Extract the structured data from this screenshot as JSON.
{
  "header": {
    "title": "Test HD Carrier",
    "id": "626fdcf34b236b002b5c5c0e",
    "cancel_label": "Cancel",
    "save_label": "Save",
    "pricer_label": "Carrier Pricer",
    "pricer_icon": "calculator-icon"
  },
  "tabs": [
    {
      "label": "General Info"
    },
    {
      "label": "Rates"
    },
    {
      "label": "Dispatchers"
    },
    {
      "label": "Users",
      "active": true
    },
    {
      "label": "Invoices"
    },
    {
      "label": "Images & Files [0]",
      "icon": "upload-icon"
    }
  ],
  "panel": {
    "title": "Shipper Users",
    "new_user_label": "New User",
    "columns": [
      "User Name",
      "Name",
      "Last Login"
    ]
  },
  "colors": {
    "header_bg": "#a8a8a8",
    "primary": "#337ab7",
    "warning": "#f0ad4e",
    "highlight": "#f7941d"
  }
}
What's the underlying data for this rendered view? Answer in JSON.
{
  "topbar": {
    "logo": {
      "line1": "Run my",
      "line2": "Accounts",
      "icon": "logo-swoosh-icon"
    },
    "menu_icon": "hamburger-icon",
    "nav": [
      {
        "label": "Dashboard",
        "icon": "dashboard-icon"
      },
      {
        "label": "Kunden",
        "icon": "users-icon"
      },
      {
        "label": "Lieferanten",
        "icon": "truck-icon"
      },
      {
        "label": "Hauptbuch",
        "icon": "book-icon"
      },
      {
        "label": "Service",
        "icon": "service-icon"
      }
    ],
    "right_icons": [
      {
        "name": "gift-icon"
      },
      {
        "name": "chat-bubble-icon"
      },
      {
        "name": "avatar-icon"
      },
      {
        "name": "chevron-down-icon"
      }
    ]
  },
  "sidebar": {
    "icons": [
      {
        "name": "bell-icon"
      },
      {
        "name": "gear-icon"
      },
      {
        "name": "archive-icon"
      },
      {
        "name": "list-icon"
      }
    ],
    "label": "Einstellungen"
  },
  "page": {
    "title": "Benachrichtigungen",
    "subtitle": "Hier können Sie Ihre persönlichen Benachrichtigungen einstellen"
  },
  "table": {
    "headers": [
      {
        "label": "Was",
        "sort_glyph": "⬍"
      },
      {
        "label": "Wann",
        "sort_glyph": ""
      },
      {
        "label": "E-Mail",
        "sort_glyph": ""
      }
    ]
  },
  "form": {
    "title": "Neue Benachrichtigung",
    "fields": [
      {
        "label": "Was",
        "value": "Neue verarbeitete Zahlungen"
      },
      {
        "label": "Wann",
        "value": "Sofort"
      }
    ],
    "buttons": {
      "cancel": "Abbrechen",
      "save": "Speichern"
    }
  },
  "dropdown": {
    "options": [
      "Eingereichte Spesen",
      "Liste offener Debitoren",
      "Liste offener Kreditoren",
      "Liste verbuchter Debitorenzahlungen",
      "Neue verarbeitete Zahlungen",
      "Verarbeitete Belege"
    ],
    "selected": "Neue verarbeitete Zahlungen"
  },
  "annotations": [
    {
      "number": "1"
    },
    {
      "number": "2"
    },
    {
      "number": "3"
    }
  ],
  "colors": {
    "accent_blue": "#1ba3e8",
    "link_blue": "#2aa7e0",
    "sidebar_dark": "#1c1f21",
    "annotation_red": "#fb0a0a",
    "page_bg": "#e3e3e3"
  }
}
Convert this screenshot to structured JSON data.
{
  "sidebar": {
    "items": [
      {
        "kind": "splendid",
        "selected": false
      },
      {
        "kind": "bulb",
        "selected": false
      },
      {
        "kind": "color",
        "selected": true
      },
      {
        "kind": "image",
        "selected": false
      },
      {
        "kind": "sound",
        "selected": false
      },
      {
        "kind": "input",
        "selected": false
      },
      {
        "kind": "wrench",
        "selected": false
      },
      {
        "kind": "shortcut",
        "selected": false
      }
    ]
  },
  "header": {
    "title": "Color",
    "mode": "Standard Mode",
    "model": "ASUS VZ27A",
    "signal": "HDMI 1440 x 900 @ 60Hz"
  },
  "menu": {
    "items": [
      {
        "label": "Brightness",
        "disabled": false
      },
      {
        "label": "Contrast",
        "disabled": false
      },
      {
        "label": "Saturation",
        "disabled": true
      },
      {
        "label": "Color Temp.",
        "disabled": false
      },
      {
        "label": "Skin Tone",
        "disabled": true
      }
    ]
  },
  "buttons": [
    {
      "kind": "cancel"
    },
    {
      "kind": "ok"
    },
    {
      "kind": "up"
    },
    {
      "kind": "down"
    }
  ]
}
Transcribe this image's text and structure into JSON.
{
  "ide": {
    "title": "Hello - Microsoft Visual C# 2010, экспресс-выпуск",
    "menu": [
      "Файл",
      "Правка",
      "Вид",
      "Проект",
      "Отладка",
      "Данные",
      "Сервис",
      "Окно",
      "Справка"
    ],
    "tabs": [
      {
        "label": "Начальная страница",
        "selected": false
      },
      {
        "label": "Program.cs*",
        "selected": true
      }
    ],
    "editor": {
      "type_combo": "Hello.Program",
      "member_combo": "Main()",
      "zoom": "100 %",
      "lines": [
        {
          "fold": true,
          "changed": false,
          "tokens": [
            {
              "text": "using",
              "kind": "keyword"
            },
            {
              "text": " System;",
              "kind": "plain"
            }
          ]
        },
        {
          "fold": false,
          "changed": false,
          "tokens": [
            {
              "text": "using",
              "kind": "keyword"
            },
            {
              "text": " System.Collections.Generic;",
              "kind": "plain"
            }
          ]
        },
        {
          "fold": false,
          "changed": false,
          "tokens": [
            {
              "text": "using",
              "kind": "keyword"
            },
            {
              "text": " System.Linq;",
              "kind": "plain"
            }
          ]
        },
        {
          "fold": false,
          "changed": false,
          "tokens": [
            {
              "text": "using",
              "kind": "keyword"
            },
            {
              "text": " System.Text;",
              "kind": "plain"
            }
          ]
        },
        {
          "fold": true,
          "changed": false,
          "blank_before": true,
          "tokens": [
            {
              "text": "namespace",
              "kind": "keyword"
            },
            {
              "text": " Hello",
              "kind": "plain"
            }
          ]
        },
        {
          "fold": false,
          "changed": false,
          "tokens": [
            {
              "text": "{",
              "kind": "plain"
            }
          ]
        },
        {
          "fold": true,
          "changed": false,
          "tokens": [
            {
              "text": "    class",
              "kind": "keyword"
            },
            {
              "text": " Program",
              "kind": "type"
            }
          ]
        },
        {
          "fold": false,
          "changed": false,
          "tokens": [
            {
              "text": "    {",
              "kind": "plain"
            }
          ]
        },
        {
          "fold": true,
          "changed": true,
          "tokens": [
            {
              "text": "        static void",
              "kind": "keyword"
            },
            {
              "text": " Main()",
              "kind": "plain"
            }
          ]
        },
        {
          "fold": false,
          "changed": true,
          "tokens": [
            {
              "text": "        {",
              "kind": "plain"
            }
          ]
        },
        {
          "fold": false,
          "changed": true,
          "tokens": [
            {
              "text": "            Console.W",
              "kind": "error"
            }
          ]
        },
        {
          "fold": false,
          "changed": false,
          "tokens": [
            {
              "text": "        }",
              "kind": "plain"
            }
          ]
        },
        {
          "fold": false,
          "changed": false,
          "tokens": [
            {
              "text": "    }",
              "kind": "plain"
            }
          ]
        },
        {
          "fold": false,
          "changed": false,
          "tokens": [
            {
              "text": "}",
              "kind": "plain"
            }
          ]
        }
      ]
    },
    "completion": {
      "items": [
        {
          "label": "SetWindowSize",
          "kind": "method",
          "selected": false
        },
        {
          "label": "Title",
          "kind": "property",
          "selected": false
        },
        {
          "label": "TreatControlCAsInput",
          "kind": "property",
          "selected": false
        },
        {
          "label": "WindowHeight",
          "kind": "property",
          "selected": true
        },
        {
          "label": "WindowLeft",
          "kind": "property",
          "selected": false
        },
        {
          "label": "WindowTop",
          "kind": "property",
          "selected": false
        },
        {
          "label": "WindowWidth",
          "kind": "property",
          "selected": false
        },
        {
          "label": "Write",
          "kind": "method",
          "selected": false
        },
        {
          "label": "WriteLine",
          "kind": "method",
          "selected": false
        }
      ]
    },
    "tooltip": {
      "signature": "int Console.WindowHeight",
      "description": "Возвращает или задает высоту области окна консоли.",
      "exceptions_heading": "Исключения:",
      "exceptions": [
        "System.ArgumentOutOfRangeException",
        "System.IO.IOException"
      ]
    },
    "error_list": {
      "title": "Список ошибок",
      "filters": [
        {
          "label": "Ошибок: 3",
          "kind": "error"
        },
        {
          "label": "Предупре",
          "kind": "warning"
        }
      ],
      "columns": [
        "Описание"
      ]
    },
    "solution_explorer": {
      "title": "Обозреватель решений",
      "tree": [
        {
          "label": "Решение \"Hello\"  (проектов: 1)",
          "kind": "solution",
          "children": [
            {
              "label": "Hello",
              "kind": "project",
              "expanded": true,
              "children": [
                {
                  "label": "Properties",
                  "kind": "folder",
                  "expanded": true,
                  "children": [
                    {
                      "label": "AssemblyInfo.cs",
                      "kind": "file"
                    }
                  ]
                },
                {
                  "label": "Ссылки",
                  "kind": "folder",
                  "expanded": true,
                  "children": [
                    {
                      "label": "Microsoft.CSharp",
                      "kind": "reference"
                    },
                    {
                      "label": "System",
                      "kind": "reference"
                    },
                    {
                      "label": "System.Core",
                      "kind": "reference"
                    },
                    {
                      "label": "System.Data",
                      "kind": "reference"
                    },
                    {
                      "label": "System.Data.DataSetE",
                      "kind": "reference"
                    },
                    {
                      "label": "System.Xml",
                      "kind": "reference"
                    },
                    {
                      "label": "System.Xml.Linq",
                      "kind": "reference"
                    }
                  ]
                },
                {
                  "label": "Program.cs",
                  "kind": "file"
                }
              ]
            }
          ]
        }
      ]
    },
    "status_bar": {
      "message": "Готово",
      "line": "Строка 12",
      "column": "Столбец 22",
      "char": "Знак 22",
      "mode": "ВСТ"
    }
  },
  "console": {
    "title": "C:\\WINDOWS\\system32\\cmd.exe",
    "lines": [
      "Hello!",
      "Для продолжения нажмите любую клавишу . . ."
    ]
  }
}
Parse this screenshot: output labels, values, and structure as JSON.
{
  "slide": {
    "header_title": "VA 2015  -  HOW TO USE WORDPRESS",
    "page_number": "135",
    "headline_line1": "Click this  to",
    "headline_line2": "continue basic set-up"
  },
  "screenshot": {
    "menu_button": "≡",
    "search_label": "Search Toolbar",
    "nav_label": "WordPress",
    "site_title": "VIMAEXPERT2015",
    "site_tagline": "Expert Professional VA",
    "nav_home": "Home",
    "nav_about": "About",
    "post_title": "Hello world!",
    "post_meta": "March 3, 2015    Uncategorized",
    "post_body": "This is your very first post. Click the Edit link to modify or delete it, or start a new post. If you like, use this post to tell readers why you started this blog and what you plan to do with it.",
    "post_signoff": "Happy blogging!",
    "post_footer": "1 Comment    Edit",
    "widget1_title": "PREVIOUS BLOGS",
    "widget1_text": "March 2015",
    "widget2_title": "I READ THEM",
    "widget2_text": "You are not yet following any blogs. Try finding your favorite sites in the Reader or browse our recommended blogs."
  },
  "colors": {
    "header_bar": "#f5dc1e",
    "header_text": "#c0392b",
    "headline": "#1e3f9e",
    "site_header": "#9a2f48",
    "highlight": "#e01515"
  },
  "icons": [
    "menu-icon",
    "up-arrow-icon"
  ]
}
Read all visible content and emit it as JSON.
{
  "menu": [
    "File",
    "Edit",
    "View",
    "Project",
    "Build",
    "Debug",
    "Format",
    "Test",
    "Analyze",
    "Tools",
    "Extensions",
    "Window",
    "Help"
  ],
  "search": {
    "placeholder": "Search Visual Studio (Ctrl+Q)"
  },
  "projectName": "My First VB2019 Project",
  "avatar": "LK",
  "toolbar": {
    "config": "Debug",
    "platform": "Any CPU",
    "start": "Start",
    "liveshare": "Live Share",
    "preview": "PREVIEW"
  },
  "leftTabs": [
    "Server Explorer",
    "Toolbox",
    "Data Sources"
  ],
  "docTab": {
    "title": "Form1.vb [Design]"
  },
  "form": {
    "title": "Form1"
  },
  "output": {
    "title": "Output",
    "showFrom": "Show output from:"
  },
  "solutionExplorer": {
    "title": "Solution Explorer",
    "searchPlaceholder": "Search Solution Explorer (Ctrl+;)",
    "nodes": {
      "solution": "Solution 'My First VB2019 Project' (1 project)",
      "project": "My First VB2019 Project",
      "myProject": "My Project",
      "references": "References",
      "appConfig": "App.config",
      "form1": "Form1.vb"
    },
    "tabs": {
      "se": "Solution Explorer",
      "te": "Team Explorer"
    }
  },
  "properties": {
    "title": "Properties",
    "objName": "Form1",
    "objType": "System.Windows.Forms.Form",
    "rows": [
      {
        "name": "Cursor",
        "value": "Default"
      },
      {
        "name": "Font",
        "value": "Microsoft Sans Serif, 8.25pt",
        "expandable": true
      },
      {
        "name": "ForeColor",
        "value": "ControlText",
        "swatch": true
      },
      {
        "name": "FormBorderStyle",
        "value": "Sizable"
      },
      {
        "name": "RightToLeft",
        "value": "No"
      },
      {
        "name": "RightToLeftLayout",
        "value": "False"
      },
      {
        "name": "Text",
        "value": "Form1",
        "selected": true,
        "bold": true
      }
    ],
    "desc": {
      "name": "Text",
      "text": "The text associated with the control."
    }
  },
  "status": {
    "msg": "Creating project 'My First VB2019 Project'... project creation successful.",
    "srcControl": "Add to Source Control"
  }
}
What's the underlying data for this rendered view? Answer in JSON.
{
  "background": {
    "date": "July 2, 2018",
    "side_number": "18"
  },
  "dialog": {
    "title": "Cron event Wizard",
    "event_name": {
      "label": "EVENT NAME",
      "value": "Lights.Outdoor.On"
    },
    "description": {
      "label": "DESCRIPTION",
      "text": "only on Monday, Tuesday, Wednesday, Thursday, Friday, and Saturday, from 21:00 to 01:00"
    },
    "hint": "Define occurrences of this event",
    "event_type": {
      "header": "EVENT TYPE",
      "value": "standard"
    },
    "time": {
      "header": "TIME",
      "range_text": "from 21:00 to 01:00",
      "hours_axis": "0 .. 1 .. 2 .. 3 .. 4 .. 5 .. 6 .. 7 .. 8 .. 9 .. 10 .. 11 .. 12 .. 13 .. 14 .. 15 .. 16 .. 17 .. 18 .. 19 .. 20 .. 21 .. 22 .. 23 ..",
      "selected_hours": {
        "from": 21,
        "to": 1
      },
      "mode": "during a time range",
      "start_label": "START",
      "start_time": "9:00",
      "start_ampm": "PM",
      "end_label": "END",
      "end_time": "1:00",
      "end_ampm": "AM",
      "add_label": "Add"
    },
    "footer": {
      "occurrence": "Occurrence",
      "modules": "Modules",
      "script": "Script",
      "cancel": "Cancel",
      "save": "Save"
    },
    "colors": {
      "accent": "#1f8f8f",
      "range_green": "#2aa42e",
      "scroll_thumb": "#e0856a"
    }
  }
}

> **Written request**
From the listing, copy every line where the string "Linq" appears.

> **Result of the task**
              "text": " System.Linq;",
                      "label": "System.Xml.Linq",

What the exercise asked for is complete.